Given request –
Give every line of the material again, exactly as written.

Material for this exercise –
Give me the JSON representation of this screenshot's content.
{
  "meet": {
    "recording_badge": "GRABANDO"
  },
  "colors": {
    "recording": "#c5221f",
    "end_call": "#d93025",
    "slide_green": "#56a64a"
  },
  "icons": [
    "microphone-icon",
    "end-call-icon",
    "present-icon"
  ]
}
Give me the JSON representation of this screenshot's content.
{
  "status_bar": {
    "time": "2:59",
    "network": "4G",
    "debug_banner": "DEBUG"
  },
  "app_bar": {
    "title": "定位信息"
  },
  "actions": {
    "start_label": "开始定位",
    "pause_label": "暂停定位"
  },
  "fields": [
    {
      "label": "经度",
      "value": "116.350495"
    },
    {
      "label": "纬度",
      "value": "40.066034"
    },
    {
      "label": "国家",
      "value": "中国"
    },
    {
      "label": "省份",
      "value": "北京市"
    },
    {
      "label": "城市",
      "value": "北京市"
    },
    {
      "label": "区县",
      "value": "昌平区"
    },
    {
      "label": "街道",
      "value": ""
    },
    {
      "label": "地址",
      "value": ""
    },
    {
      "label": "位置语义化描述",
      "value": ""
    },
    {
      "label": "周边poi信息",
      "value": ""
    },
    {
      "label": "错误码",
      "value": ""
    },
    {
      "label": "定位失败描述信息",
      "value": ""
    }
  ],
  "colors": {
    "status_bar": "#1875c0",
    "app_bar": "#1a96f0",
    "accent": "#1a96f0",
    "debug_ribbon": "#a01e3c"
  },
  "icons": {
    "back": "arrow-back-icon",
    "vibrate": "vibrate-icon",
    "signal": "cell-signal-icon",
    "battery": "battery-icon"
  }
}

Full response –
Give me the JSON representation of this screenshot's content.
{
  "meet": {
    "recording_badge": "GRABANDO"
  },
  "colors": {
    "recording": "#c5221f",
    "end_call": "#d93025",
    "slide_green": "#56a64a"
  },
  "icons": [
    "microphone-icon",
    "end-call-icon",
    "present-icon"
  ]
}
Give me the JSON representation of this screenshot's content.
{
  "status_bar": {
    "time": "2:59",
    "network": "4G",
    "debug_banner": "DEBUG"
  },
  "app_bar": {
    "title": "定位信息"
  },
  "actions": {
    "start_label": "开始定位",
    "pause_label": "暂停定位"
  },
  "fields": [
    {
      "label": "经度",
      "value": "116.350495"
    },
    {
      "label": "纬度",
      "value": "40.066034"
    },
    {
      "label": "国家",
      "value": "中国"
    },
    {
      "label": "省份",
      "value": "北京市"
    },
    {
      "label": "城市",
      "value": "北京市"
    },
    {
      "label": "区县",
      "value": "昌平区"
    },
    {
      "label": "街道",
      "value": ""
    },
    {
      "label": "地址",
      "value": ""
    },
    {
      "label": "位置语义化描述",
      "value": ""
    },
    {
      "label": "周边poi信息",
      "value": ""
    },
    {
      "label": "错误码",
      "value": ""
    },
    {
      "label": "定位失败描述信息",
      "value": ""
    }
  ],
  "colors": {
    "status_bar": "#1875c0",
    "app_bar": "#1a96f0",
    "accent": "#1a96f0",
    "debug_ribbon": "#a01e3c"
  },
  "icons": {
    "back": "arrow-back-icon",
    "vibrate": "vibrate-icon",
    "signal": "cell-signal-icon",
    "battery": "battery-icon"
  }
}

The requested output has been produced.